Record excerpts:
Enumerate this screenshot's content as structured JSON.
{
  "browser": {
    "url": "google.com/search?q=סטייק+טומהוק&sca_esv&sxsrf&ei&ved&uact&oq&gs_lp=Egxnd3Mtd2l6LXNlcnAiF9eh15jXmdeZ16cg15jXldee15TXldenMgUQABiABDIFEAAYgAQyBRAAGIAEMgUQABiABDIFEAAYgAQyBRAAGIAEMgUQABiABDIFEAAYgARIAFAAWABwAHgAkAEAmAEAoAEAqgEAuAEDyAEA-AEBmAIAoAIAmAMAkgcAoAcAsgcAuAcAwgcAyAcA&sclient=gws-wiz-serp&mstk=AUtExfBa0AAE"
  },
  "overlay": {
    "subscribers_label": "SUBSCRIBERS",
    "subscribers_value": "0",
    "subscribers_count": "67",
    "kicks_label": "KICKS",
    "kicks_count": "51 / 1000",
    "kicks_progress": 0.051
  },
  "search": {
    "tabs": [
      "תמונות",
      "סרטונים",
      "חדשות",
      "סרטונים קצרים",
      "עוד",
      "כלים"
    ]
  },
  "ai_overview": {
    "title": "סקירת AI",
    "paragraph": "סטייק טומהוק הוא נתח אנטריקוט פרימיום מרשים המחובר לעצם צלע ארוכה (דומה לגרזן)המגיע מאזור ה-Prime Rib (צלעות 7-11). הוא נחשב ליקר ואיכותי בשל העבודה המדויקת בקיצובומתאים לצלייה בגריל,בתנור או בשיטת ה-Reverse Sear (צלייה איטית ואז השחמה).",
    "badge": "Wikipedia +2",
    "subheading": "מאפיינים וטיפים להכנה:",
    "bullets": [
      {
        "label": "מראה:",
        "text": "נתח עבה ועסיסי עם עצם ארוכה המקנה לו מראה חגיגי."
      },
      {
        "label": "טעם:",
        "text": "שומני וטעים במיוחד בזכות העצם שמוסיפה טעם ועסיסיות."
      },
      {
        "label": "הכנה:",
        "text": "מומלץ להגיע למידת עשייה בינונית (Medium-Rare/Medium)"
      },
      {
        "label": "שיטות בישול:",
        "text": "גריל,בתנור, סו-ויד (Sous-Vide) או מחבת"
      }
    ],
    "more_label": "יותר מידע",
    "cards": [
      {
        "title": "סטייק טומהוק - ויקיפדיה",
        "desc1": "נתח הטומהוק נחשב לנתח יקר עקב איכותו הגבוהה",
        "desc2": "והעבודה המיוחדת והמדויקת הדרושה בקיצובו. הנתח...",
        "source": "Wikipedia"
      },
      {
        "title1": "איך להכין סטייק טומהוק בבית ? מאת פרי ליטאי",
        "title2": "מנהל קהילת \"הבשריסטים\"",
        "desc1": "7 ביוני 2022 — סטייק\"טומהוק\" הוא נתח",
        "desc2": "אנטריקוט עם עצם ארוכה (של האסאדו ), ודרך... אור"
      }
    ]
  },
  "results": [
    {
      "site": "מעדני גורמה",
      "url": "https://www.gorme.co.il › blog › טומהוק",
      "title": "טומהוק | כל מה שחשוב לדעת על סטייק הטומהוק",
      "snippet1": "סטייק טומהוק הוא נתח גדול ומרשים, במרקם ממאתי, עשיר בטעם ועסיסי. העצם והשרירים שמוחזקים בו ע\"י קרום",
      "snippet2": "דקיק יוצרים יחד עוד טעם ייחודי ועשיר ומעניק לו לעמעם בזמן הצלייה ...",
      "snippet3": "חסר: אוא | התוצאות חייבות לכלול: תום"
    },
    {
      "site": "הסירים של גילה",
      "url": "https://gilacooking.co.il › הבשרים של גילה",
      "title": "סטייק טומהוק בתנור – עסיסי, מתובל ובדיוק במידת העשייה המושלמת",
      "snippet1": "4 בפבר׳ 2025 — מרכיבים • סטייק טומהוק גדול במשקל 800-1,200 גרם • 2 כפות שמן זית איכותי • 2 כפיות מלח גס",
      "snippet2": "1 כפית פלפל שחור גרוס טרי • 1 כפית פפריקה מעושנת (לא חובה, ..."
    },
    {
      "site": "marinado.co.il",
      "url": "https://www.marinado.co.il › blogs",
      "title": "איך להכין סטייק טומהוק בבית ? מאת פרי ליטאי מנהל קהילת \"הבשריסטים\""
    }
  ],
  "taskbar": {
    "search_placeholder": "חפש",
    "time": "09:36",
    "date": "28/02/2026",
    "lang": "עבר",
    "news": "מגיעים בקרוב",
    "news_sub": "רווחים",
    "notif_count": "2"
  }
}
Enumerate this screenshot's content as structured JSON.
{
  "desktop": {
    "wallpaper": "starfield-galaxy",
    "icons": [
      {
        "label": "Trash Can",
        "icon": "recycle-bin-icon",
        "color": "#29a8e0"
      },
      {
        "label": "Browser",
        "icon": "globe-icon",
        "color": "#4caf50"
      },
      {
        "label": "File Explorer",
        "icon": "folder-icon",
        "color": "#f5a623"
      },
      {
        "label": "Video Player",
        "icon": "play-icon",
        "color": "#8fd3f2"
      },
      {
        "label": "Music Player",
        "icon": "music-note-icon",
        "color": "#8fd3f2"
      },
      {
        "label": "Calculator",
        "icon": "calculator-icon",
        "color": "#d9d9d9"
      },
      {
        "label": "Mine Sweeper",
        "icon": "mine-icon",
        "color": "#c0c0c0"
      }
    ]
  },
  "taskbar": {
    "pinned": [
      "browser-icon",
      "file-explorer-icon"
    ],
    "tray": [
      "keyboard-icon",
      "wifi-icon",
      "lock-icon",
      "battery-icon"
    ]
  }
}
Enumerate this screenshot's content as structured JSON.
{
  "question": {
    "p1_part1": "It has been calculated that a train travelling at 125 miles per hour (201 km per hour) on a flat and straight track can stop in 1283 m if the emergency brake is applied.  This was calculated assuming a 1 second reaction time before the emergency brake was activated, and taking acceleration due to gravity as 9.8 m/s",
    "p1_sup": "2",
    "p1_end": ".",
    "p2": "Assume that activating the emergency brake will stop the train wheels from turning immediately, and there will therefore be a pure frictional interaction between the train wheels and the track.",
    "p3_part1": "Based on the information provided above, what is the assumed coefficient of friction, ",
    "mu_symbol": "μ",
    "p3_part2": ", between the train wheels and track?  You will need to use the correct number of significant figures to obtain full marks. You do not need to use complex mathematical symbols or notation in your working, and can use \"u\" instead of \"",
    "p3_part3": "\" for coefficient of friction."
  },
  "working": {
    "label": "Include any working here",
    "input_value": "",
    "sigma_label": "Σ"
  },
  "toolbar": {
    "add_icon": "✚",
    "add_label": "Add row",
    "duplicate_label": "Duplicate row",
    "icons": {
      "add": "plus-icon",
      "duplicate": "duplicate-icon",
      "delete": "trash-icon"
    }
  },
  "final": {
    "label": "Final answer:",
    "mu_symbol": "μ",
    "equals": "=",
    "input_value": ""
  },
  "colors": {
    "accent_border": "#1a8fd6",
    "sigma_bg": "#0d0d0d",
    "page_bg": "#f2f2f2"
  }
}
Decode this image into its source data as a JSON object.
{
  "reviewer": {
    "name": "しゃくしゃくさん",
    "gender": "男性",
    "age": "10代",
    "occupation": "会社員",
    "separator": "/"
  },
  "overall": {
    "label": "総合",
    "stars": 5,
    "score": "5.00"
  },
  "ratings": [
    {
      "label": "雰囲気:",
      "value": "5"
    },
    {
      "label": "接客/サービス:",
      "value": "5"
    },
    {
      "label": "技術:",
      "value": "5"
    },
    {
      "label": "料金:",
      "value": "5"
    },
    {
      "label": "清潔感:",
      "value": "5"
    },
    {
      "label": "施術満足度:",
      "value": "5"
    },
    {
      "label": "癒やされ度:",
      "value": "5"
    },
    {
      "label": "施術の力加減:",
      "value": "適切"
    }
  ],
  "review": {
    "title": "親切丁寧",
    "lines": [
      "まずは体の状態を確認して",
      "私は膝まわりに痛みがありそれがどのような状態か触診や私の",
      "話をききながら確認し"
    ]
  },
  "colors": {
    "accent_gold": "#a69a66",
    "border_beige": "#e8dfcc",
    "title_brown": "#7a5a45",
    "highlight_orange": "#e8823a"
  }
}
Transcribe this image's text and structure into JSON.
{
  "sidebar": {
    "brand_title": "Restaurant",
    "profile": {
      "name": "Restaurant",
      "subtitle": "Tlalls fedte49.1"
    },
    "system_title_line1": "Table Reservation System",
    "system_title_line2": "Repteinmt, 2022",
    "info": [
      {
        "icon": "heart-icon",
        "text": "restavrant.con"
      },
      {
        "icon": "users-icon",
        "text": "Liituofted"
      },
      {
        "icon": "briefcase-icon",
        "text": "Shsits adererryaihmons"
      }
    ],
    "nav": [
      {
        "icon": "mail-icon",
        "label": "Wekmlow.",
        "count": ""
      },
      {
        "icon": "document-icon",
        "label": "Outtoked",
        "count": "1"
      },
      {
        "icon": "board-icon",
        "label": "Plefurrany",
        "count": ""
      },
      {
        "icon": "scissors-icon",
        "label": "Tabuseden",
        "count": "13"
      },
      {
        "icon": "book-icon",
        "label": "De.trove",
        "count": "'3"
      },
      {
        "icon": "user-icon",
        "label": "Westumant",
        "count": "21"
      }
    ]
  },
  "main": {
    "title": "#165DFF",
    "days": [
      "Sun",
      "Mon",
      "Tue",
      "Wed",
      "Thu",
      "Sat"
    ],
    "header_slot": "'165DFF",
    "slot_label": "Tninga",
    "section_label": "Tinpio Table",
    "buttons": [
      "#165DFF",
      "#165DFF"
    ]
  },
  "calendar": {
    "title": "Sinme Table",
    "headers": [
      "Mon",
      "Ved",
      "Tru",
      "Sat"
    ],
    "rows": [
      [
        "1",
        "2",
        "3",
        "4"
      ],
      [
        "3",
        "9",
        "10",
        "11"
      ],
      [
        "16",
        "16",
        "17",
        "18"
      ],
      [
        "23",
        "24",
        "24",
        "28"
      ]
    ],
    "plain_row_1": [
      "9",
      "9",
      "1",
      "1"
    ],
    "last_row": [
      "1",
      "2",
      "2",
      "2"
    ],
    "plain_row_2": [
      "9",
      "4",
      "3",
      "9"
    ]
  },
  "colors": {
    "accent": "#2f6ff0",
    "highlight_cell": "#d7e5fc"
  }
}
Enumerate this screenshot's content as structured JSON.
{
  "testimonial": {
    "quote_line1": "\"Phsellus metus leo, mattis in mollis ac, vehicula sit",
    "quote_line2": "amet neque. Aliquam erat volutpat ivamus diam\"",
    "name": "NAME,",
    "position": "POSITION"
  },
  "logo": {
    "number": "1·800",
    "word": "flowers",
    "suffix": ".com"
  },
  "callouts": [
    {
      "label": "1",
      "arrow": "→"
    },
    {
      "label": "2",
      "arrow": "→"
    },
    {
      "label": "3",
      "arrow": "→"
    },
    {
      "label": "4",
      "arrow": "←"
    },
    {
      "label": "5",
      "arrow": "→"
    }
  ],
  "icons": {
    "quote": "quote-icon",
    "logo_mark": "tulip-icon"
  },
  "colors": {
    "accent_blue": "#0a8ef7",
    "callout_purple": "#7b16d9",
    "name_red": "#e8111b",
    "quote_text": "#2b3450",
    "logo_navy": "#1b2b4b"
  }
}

Goal:
State the count of lines in the data holding the word "Table", adding nothing to it.

Expected answer:
3